__INSTRUCTIONS FOR THE TASK__:
Go through the listing beneath this task and return every line that carries the string "valda".

----

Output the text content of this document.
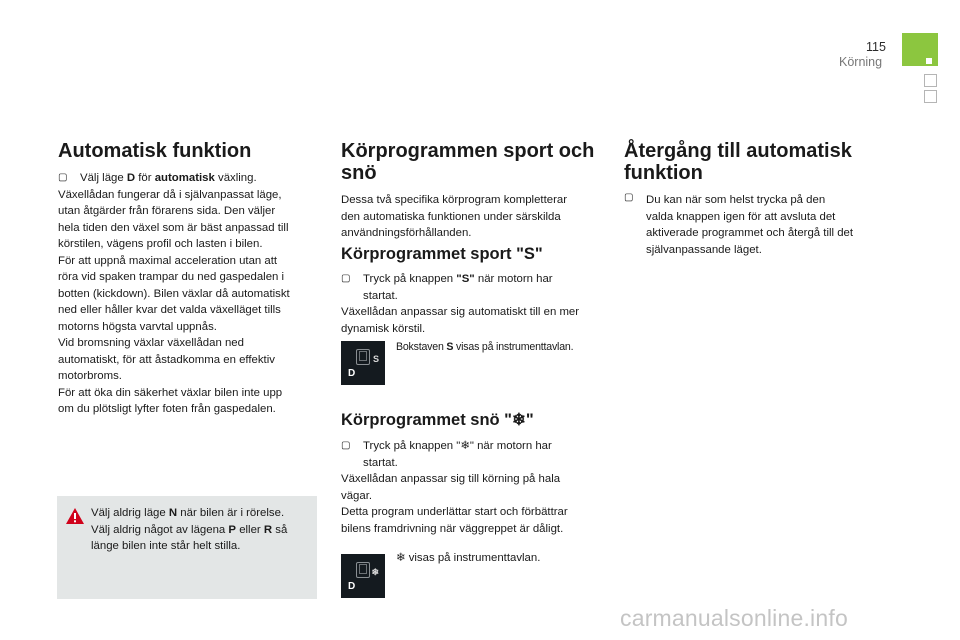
115
Körning
Automatisk funktion

▢ Välj läge D för automatisk växling.

Växellådan fungerar då i självanpassat läge,

utan åtgärder från förarens sida. Den väljer

hela tiden den växel som är bäst anpassad till

körstilen, vägens profil och lasten i bilen.

För att uppnå maximal acceleration utan att

röra vid spaken trampar du ned gaspedalen i

botten (kickdown). Bilen växlar då automatiskt

ned eller håller kvar det valda växelläget tills

motorns högsta varvtal uppnås.

Vid bromsning växlar växellådan ned

automatiskt, för att åstadkomma en effektiv

motorbroms.

För att öka din säkerhet växlar bilen inte upp

om du plötsligt lyfter foten från gaspedalen.

Välj aldrig läge N när bilen är i rörelse.

Välj aldrig något av lägena P eller R så

länge bilen inte står helt stilla.

Körprogrammen sport och snö

Dessa två specifika körprogram kompletterar

den automatiska funktionen under särskilda

användningsförhållanden.

Körprogrammet sport "S"

▢ Tryck på knappen "S" när motorn har
startat.

Växellådan anpassar sig automatiskt till en mer

dynamisk körstil.

D
S

Bokstaven S visas på instrumenttavlan.

Körprogrammet snö "❄"

▢ Tryck på knappen "❄" när motorn har
startat.

Växellådan anpassar sig till körning på hala

vägar.

Detta program underlättar start och förbättrar

bilens framdrivning när väggreppet är dåligt.

D
❄

❄ visas på instrumenttavlan.

Återgång till automatisk
funktion
▢ Du kan när som helst trycka på den

valda knappen igen för att avsluta det

aktiverade programmet och återgå till det

självanpassande läget.

carmanualsonline.info
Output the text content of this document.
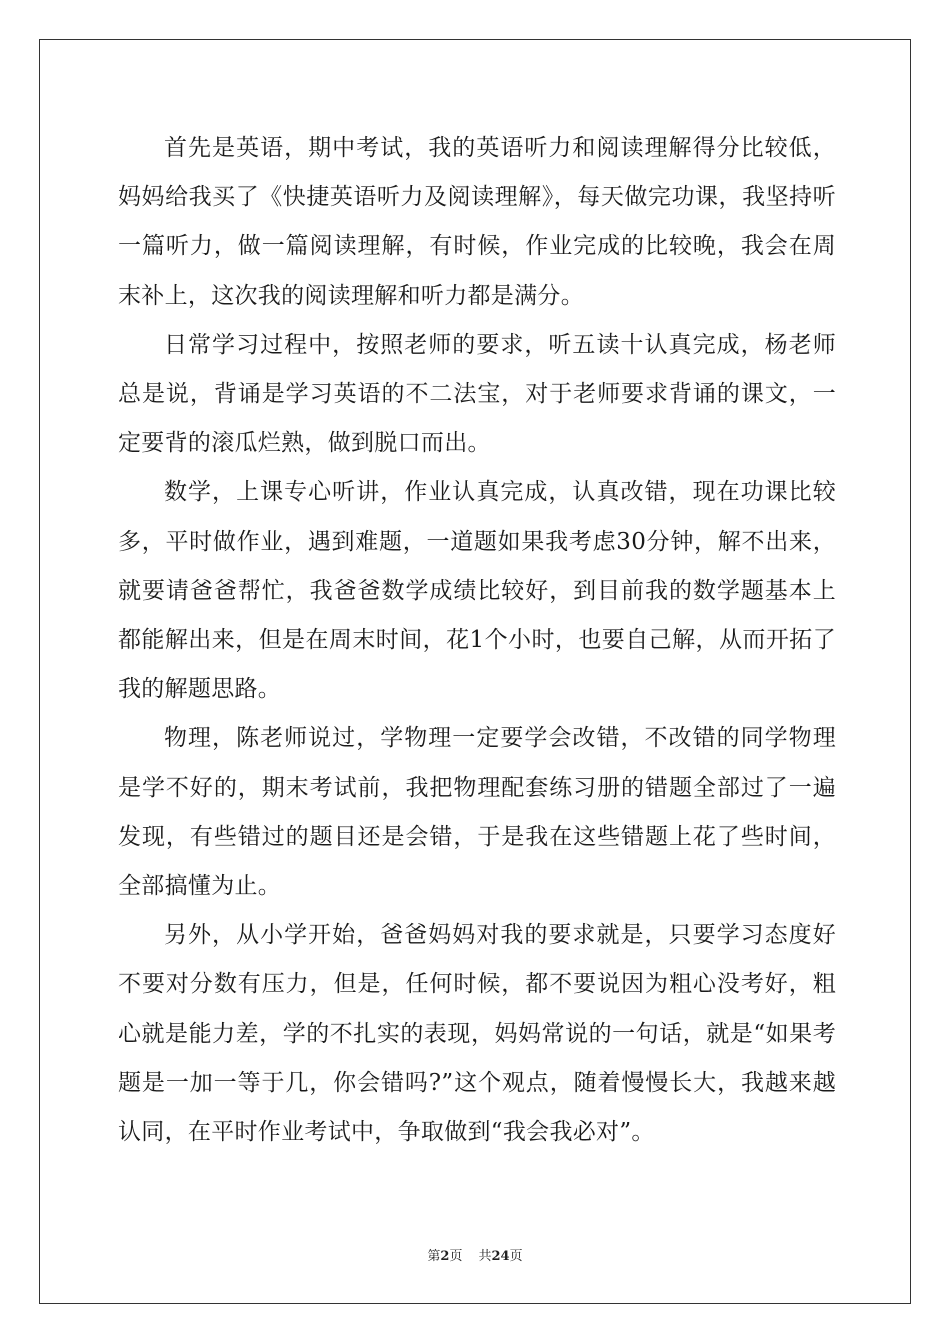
首先是英语，期中考试，我的英语听力和阅读理解得分比较低，妈妈给我买了《快捷英语听力及阅读理解》，每天做完功课，我坚持听一篇听力，做一篇阅读理解，有时候，作业完成的比较晚，我会在周末补上，这次我的阅读理解和听力都是满分。

日常学习过程中，按照老师的要求，听五读十认真完成，杨老师总是说，背诵是学习英语的不二法宝，对于老师要求背诵的课文，一定要背的滚瓜烂熟，做到脱口而出。

数学，上课专心听讲，作业认真完成，认真改错，现在功课比较多，平时做作业，遇到难题，一道题如果我考虑30分钟，解不出来，就要请爸爸帮忙，我爸爸数学成绩比较好，到目前我的数学题基本上都能解出来，但是在周末时间，花1个小时，也要自己解，从而开拓了我的解题思路。

物理，陈老师说过，学物理一定要学会改错，不改错的同学物理是学不好的，期末考试前，我把物理配套练习册的错题全部过了一遍发现，有些错过的题目还是会错，于是我在这些错题上花了些时间，全部搞懂为止。

另外，从小学开始，爸爸妈妈对我的要求就是，只要学习态度好不要对分数有压力，但是，任何时候，都不要说因为粗心没考好，粗心就是能力差，学的不扎实的表现，妈妈常说的一句话，就是“如果考题是一加一等于几，你会错吗?”这个观点，随着慢慢长大，我越来越认同，在平时作业考试中，争取做到“我会我必对”。

第2页 共24页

----

__CORRECT OUTPUT__:
ned eller håller kvar det valda växelläget tills
valda knappen igen för att avsluta det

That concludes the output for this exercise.